Exercises to complete:
1 – According to the AGP passage, in what year did the AGP standard appear?
2 – In the rows, rewrite the lines from the one with "meme-photo xyxy=(24,154,540,624)" to the one with "caption-bottom: Boys with", replacing "Photoshop" with "GIMP" and leaving everything else unchanged. Give only those lines.
** START OF Selected passage **
The increase in the working frequencies is quite significant: "older" GeForce4 Ti4200 based graphics cards with 128MB of graphics memory worked at 250MHz/444MHz (222MHz DDR), while GeForce4 MX440 based cards - at 270MHz/400MHz (200MHz DDR).
In this review we will try to find out the advantages brought about by the increased frequencies and the AGP 3.0 support.
The AGP 3.0 standard is the evolutionary development of the AGP 2.0. It's the newest, but regrettably (or, fortunately) the last generation of the AGP standard, which appeared in 1996 and has been steadily developing since then. Intel, the inventor of the AGP, put the full stop in AGP development with this last modification.
The company sees further development of high-performance data transfer buses in serial interfaces and is actively promoting the new PCI-Express standard. Judging by the mess and noise around that new standard, AGP 3.0 is going to give way to faster and perspective data buses soon, despite of all the advantages it may have.
But back to the point. What's so new and impressive about AGP 3.0?
** END OF Selected passage **
** START OF Records for the exercise **
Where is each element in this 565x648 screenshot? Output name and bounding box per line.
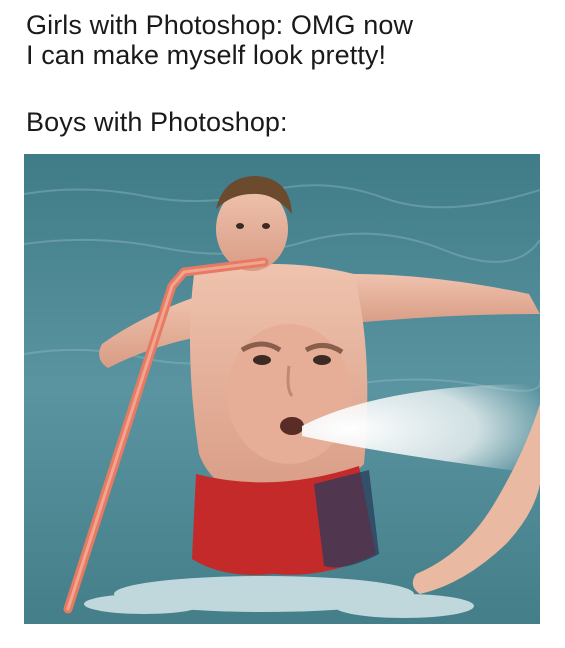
meme-photo xyxy=(24,154,540,624)
caption-top: Girls with Photoshop: OMG now I can make… xyxy=(26,10,413,70)
photo-illustration xyxy=(24,154,540,624)
caption-line-2: I can make myself look pretty! xyxy=(26,40,387,70)
caption-bottom: Boys with Photoshop: xyxy=(26,107,288,137)
pasted-face xyxy=(227,324,351,464)
caption-line-1: Girls with Photoshop: OMG now xyxy=(26,10,414,40)
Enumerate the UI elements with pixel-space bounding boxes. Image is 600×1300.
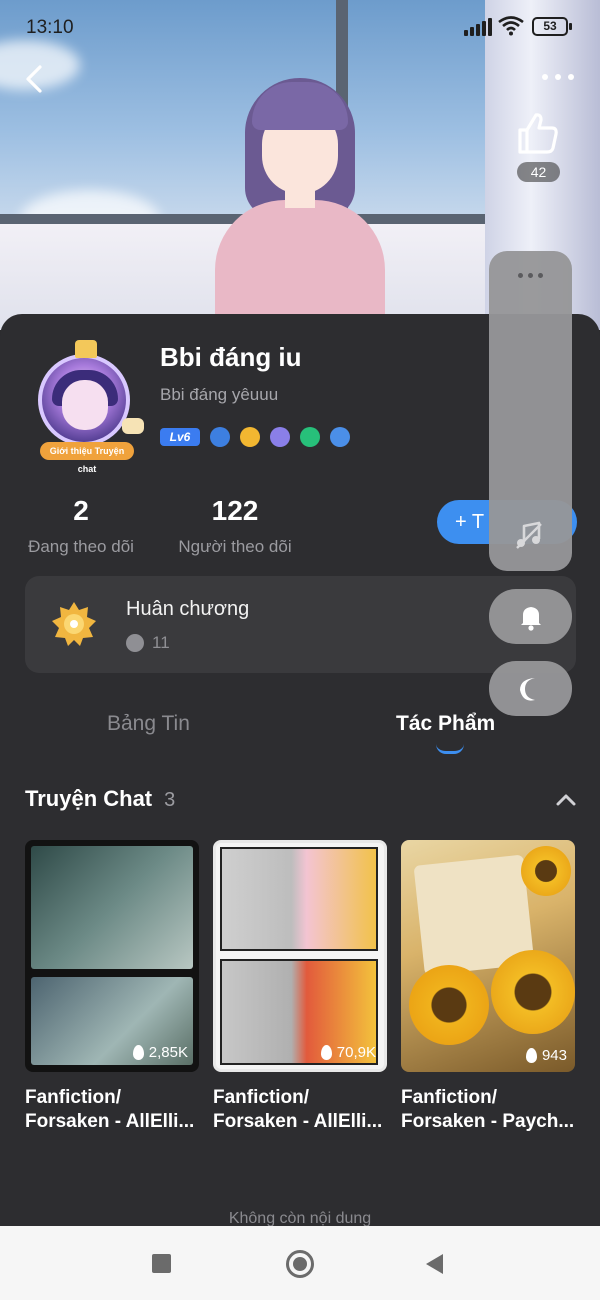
followers-count: 122 <box>211 495 259 526</box>
story-card[interactable]: 943 Fanfiction/ Forsaken - Paych... <box>401 840 575 1134</box>
avatar-face <box>62 380 108 430</box>
followers-stat[interactable]: 122 Người theo dõi <box>174 495 296 557</box>
status-time: 13:10 <box>26 17 74 38</box>
following-stat[interactable]: 2 Đang theo dõi <box>24 495 138 557</box>
medal-icon <box>52 602 96 646</box>
like-count: 42 <box>517 162 560 182</box>
shield-badge-icon[interactable] <box>300 427 320 447</box>
story-title-line2: Forsaken - AllElli... <box>213 1111 383 1132</box>
notification-button[interactable] <box>489 589 572 644</box>
story-views: 2,85K <box>132 1044 188 1061</box>
story-views: 943 <box>525 1047 567 1064</box>
story-title-line2: Forsaken - AllElli... <box>25 1111 195 1132</box>
flame-icon <box>525 1048 537 1063</box>
story-card[interactable]: 2,85K Fanfiction/ Forsaken - AllElli... <box>25 840 199 1134</box>
tab-feed[interactable]: Bảng Tin <box>107 712 190 736</box>
medal-title: Huân chương <box>126 598 250 620</box>
star-badge-icon[interactable] <box>330 427 350 447</box>
recent-apps-button[interactable] <box>152 1254 171 1273</box>
story-thumbnail: 2,85K <box>25 840 199 1072</box>
avatar-frame-label: Giới thiệu Truyện chat <box>40 442 134 474</box>
character-dress <box>215 200 385 330</box>
music-icon[interactable] <box>514 520 544 550</box>
wifi-icon <box>498 16 524 36</box>
section-count: 3 <box>164 789 176 811</box>
followers-label: Người theo dõi <box>178 537 292 556</box>
bell-icon <box>521 607 541 631</box>
story-card[interactable]: 70,9K Fanfiction/ Forsaken - AllElli... <box>213 840 387 1134</box>
medal-count: 11 <box>126 633 170 653</box>
profile-bio: Bbi đáng yêuuu <box>160 385 279 404</box>
section-title: Truyện Chat <box>25 786 153 811</box>
battery-icon: 53 <box>532 17 572 36</box>
chevron-up-icon[interactable] <box>555 790 577 810</box>
thumbs-up-icon[interactable] <box>514 110 562 158</box>
following-label: Đang theo dõi <box>28 537 134 556</box>
sun-badge-icon[interactable] <box>240 427 260 447</box>
home-button[interactable] <box>286 1250 314 1278</box>
avatar[interactable]: Giới thiệu Truyện chat <box>30 340 144 474</box>
profile-name: Bbi đáng iu <box>160 342 302 372</box>
crown-icon <box>75 340 97 358</box>
status-bar: 13:10 53 <box>0 0 600 56</box>
star-icon <box>126 634 144 652</box>
medal-count-value: 11 <box>152 633 170 652</box>
tab-works[interactable]: Tác Phẩm <box>396 712 495 736</box>
badge-row: Lv6 <box>160 426 350 448</box>
more-options-button[interactable] <box>538 68 578 88</box>
story-title: Fanfiction/ <box>213 1087 310 1108</box>
story-title: Fanfiction/ <box>25 1087 122 1108</box>
flame-icon <box>320 1045 332 1060</box>
following-count: 2 <box>73 495 89 526</box>
diamond-badge-icon[interactable] <box>210 427 230 447</box>
story-thumbnail: 943 <box>401 840 575 1072</box>
drag-handle-icon[interactable] <box>518 271 544 281</box>
flame-icon <box>132 1045 144 1060</box>
book-badge-icon[interactable] <box>270 427 290 447</box>
system-back-button[interactable] <box>426 1254 443 1274</box>
moon-icon <box>520 678 535 701</box>
chat-bubble-icon <box>122 418 144 434</box>
section-header: Truyện Chat 3 <box>25 786 175 812</box>
level-badge[interactable]: Lv6 <box>160 428 200 446</box>
signal-icon <box>464 18 492 36</box>
story-title-line2: Forsaken - Paych... <box>401 1111 575 1132</box>
back-button[interactable] <box>18 62 52 96</box>
story-title: Fanfiction/ <box>401 1087 498 1108</box>
story-views: 70,9K <box>320 1044 376 1061</box>
story-thumbnail: 70,9K <box>213 840 387 1072</box>
dark-mode-button[interactable] <box>489 661 572 716</box>
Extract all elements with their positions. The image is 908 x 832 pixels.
** END OF Records for the exercise **
Solutions below:
1 – 1996

2 –
meme-photo xyxy=(24,154,540,624)
caption-top: Girls with GIMP: OMG now I can make… xyxy=(26,10,413,70)
photo-illustration xyxy=(24,154,540,624)
caption-line-2: I can make myself look pretty! xyxy=(26,40,387,70)
caption-bottom: Boys with GIMP: xyxy=(26,107,288,137)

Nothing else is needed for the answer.